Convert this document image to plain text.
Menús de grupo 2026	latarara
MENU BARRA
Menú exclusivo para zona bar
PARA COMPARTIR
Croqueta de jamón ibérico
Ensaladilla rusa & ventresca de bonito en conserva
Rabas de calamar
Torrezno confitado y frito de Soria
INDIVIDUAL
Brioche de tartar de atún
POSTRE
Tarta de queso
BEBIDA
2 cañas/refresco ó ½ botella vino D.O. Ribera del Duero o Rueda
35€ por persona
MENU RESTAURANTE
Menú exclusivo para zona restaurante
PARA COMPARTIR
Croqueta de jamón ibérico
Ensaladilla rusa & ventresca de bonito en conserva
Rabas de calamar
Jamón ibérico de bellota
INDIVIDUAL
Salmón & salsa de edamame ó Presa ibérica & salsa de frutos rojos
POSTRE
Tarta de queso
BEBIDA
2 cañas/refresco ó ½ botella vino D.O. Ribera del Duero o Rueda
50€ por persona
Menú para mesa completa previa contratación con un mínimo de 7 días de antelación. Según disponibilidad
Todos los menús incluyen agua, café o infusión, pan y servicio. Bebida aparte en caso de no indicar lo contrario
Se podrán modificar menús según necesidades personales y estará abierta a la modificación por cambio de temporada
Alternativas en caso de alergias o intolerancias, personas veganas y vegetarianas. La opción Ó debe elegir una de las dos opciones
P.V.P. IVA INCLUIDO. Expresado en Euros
===============
What you need to do:
Isolate the lines above that contain the word "zona" and copy them.

Finished answer:
Menú exclusivo para zona bar
Menú exclusivo para zona restaurante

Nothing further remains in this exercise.